Read the material below and count the lines holding the string "limited". Give that count with nothing added.

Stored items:
= = =

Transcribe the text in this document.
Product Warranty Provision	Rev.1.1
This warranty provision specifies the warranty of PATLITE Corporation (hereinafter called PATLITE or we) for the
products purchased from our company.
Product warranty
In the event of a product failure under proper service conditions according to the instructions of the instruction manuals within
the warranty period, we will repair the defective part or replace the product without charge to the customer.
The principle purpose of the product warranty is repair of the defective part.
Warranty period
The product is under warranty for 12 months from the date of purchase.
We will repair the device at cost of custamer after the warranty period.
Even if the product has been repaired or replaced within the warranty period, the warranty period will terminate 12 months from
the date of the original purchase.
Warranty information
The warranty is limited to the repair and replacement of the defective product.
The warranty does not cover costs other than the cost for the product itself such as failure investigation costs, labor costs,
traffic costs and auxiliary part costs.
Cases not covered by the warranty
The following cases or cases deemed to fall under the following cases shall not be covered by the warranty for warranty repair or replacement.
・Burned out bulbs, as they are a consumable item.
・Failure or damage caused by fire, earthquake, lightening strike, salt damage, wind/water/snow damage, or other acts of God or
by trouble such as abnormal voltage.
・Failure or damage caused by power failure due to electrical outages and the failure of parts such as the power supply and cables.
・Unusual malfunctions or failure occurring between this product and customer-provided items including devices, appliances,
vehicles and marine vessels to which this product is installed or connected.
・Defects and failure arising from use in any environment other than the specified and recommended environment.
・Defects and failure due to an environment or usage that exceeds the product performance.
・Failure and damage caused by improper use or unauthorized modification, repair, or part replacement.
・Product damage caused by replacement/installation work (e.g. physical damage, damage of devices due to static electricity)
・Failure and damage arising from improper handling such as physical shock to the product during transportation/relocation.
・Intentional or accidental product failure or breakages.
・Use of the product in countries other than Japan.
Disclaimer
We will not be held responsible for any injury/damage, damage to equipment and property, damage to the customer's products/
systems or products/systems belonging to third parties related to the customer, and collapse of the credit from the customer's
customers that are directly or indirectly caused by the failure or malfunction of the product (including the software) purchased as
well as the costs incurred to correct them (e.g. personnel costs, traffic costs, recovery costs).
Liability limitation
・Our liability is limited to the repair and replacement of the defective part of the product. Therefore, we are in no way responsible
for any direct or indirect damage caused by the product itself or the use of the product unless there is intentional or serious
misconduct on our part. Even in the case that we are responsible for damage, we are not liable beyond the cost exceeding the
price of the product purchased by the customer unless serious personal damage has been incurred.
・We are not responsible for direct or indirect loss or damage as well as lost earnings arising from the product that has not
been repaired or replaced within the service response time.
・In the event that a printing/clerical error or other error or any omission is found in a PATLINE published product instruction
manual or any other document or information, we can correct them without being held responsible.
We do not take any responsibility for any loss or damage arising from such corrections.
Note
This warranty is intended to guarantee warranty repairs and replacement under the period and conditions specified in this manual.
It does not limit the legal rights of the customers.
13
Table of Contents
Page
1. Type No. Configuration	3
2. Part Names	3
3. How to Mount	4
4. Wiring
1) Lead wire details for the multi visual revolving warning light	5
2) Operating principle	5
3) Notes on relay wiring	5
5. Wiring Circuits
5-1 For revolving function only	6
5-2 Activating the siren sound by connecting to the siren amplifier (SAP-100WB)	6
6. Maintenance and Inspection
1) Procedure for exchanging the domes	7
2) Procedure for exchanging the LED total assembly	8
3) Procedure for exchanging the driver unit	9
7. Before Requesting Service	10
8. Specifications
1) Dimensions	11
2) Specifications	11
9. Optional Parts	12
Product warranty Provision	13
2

= = =

● **FULL ANSWER**
2